## [What this task involves]
Which lines hold the word "ordre"? Copy each of them.

— begin Recorded information —

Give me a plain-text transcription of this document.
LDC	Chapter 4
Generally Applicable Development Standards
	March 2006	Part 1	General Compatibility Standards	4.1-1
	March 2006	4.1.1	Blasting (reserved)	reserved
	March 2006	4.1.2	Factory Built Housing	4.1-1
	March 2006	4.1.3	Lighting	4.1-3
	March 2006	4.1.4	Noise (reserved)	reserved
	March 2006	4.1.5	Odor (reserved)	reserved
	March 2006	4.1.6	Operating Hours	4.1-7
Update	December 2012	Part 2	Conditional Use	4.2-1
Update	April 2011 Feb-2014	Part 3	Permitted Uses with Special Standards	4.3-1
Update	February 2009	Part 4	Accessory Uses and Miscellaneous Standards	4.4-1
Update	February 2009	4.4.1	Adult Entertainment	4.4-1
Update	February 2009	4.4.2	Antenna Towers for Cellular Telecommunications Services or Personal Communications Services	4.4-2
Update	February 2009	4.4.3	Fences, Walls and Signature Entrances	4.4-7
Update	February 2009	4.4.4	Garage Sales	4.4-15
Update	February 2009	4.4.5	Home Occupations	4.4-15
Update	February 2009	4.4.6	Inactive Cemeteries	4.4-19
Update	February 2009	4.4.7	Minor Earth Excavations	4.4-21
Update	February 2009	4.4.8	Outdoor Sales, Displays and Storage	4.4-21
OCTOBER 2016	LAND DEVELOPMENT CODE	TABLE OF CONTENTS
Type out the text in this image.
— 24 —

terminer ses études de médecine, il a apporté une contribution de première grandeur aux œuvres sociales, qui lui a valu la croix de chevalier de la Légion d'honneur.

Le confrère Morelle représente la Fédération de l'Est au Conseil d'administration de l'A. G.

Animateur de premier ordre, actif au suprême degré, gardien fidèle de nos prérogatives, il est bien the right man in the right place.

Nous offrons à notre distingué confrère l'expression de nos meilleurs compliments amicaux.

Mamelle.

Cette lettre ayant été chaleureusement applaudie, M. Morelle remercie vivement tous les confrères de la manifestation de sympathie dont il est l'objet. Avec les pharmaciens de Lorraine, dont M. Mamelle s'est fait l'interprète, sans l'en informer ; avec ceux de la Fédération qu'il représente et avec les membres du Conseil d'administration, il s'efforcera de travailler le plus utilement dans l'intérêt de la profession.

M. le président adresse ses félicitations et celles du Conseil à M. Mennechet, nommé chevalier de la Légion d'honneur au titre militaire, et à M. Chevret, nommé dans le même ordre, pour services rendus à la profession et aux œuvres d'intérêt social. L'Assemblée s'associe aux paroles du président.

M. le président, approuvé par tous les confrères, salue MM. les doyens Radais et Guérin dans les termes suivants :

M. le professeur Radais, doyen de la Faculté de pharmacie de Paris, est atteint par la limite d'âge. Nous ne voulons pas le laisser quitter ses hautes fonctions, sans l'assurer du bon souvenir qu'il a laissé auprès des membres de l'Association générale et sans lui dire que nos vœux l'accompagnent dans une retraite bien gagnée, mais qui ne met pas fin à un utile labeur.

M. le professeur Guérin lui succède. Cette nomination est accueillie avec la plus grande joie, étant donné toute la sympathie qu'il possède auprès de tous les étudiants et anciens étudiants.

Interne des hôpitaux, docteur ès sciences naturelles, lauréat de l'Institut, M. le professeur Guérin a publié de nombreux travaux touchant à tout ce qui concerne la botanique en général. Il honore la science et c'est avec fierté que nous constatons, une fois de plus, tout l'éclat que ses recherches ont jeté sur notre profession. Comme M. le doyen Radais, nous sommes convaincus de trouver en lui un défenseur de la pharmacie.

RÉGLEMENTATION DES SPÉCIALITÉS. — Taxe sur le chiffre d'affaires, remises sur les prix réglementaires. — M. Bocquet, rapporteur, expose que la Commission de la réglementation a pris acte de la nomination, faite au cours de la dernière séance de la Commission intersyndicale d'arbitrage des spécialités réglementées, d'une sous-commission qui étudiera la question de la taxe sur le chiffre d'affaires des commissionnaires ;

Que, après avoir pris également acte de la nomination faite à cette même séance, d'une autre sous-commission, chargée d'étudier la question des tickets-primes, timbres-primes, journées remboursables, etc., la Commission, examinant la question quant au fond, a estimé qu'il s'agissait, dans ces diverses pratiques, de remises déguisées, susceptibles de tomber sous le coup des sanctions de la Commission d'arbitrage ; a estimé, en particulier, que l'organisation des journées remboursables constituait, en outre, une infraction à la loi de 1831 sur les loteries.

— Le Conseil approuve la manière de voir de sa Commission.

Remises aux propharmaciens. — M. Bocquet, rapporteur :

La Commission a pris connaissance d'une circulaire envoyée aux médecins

— end Recorded information —

## [Written answer]
Animateur de premier ordre, actif au suprême degré, gardien fidèle de nos prérogatives, il est bien the right man in the right place.
M. le président adresse ses félicitations et celles du Conseil à M. Mennechet, nommé chevalier de la Légion d'honneur au titre militaire, et à M. Chevret, nommé dans le même ordre, pour services rendus à la profession et aux œuvres d'intérêt social. L'Assemblée s'associe aux paroles du président.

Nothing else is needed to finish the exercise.